### STATED PROBLEM
Report each line of the data that has "this" somewhere in it.

[Dataset listings of figures]
☆ ☆ ☆

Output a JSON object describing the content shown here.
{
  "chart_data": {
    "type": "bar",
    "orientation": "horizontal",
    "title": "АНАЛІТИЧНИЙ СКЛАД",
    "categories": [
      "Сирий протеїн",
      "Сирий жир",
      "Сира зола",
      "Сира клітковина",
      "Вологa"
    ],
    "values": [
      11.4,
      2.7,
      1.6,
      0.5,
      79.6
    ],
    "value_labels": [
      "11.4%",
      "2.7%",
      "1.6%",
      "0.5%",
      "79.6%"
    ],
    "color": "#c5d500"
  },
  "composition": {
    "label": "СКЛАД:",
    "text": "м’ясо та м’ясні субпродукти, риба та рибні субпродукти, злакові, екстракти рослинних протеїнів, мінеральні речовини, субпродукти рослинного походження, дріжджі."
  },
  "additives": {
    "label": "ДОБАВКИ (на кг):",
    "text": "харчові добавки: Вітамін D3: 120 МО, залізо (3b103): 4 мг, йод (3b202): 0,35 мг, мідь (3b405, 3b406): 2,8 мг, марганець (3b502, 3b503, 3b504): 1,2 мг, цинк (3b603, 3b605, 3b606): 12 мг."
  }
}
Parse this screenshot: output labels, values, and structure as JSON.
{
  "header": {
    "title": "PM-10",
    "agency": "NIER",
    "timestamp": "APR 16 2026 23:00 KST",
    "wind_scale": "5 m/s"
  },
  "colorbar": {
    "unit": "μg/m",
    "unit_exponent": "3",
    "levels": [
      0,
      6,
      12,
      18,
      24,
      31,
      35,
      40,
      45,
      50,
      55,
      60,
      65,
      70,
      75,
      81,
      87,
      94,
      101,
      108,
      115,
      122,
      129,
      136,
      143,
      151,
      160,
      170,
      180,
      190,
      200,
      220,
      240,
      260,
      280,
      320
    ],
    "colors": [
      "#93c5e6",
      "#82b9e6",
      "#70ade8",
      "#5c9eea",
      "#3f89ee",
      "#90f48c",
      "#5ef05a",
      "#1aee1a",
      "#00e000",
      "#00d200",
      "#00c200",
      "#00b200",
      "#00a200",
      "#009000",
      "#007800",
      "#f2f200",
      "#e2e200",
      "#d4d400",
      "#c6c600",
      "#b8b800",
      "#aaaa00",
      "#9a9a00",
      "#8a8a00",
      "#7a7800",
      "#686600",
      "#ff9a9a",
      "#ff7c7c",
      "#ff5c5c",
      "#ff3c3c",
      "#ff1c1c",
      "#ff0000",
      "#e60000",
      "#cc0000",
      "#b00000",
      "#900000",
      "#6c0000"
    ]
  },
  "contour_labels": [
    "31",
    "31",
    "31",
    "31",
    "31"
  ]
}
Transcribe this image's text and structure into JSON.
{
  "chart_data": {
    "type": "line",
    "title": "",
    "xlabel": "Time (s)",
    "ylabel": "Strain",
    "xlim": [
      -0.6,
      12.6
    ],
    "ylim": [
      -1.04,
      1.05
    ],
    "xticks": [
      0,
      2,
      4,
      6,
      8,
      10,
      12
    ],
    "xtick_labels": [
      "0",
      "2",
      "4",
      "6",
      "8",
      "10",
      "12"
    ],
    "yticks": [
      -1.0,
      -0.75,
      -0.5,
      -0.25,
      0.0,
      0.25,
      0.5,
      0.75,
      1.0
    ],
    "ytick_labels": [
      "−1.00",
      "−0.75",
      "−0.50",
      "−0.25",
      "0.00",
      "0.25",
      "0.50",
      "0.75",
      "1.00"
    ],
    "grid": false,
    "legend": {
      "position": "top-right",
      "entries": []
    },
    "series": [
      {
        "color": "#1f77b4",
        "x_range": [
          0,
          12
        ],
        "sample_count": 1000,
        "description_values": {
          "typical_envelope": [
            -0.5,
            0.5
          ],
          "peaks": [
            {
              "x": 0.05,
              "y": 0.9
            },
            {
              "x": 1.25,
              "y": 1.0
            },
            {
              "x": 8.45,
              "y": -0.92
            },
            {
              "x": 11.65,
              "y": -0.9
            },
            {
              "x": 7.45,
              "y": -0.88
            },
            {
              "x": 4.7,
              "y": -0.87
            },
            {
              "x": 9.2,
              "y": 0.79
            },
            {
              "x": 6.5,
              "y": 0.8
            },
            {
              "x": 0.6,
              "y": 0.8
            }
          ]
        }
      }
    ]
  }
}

☆ ☆ ☆

### TASK RESPONSE
Parse this screenshot: output labels, values, and structure as JSON.
Transcribe this image's text and structure into JSON.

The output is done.